▶ **Work to complete**
**a)** In the GIMP script post, under which folder was the script placed?
**b)** Please retype the part of the GIMP script post that opens with the words containing "For that, I" and closes with "(car (gimp-image-active-drawable image)))".
**c)** Write what comes next in the GIMP script post, picking up after its last line.

▶ **Page text**
For that, I tried to use the following script and placed it under C:\Program files\GIMP\share\gimp\2.0\scripts:

(define (script-fu-shadowcorners infile outfile width height)
  (let* ((image (car (file-png-load 1 infile infile)))
         (drawable (car (gimp-image-active-drawable image)))
        )
    (script-fu-round-corners image drawable 10 FALSE 8 8 30 FALSE FALSE)
    (script-fu-drop-shadow image drawable 8 8 12 '(0 0 0) 45 TRUE)
    (gimp-image-scale image width height)
    (gimp-file-save RUN-NONINTERACTIVE image drawable outfile outfile)
  )
)

(script-fu-register "script-fu-shadowcorners" "" "" "" "" "" "RGB*" SF-FILENAME "Infile" "infile.png" SF-FILENAME "Outfile" "outfile.png")

Afterwards, I tried to call this script with the following batch file:

for %%x in (*.png) do "C:\Program files\GIMP\bin\gimp-2.8" -i -b "(script-fu-shadowcorners \"%%x\" \"newfolder\\%%x\")"

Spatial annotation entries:
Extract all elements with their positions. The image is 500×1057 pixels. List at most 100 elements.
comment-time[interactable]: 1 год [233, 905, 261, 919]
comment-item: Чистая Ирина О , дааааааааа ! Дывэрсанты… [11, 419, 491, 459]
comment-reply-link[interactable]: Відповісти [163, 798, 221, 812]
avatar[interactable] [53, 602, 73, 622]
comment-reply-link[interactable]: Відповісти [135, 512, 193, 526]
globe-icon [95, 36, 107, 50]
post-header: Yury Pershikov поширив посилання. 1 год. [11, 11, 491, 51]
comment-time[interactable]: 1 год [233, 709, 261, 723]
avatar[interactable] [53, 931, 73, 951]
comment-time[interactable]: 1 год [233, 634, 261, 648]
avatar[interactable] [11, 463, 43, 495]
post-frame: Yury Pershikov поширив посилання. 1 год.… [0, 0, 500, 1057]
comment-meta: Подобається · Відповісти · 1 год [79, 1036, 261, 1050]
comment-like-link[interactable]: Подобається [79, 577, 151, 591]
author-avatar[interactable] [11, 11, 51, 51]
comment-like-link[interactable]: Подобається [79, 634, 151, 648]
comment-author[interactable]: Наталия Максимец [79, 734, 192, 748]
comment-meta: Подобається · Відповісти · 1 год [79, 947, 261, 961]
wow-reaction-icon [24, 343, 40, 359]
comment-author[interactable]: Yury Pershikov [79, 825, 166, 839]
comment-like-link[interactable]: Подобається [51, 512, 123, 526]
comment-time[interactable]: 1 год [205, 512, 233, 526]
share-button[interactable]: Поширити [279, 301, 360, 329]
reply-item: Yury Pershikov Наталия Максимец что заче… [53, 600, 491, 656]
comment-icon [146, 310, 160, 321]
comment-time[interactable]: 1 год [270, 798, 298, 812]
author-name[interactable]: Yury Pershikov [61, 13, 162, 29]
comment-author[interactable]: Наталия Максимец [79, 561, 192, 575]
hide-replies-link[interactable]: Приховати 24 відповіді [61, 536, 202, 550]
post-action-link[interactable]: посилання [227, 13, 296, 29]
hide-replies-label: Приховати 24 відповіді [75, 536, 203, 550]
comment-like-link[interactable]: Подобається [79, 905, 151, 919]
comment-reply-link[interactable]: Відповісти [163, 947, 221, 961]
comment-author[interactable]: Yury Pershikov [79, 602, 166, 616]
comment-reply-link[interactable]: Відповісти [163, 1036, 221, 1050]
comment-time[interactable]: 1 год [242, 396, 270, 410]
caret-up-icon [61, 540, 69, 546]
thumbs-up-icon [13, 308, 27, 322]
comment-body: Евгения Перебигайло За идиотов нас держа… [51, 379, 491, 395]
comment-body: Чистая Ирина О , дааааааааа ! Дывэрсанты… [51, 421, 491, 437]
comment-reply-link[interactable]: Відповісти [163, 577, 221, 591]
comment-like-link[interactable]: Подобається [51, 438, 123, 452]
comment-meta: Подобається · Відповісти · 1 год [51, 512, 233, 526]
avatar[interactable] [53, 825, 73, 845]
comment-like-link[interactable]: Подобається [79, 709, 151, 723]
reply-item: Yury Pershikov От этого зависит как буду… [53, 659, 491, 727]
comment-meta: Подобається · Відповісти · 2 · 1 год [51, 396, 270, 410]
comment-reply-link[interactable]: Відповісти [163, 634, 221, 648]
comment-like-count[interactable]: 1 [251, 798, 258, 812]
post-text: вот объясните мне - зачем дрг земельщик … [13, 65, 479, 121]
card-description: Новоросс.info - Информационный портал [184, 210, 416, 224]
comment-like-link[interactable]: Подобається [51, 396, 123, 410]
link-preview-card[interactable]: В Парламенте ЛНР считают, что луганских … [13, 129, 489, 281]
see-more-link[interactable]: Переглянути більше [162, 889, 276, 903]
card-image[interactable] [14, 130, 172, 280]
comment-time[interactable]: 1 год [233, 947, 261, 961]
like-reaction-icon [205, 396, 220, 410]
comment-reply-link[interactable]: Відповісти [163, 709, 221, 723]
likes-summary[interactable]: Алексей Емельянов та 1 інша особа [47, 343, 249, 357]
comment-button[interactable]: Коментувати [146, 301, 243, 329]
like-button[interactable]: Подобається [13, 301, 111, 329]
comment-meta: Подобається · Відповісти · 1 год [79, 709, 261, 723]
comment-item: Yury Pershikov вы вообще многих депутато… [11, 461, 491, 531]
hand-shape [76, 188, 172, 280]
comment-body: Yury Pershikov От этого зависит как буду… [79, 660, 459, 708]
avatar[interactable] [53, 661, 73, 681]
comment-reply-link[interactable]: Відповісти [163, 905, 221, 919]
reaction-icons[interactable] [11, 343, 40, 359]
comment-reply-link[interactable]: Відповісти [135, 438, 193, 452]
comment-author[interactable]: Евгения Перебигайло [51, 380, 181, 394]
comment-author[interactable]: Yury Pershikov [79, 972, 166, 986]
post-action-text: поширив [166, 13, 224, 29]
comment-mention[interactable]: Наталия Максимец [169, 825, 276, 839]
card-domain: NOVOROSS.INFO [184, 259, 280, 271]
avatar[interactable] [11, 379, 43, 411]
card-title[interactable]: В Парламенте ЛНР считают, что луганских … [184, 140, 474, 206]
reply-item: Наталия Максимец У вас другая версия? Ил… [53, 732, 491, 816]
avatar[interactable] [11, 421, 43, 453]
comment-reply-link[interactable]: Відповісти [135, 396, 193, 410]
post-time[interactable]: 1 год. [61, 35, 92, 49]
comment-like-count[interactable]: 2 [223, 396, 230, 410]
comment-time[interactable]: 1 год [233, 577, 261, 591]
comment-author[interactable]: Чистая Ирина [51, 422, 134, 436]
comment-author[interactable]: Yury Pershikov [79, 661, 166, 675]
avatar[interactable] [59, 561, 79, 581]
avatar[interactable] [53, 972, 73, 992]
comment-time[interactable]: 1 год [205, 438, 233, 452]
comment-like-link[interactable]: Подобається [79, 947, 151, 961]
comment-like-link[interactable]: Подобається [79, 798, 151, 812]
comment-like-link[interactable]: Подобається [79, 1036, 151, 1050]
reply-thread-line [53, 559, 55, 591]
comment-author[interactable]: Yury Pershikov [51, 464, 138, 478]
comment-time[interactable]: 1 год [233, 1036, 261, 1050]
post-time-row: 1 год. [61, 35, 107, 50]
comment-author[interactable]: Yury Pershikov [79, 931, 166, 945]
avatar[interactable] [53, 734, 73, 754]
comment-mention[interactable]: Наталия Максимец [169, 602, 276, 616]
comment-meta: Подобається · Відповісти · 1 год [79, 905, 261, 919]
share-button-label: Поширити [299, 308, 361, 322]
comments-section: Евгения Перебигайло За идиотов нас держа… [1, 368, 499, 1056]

▶ **Answers for the exercise**
**a)** C:\Program files\GIMP\share\gimp\2.0\scripts

**b)**
For that, I tried to use the following script and placed it under C:\Program files\GIMP\share\gimp\2.0\scripts:

(define (script-fu-shadowcorners infile outfile width height)
  (let* ((image (car (file-png-load 1 infile infile)))
         (drawable (car (gimp-image-active-drawable image)))

**c)**
It did not work. It does always say it could not find the files, it's very slow, and there is no output.

Now that the CMD command works, at least, the problem is not completely solved. In CMD, there appears a line after my batch command that replaces the %%x wildcard by the first file name - but only the first. In the output directory, I can not find files other than the first one, either. Nevertheless, Gimp's output is batch command executed successfully.

What am I doing wrong? Can you help me? Thank you very much!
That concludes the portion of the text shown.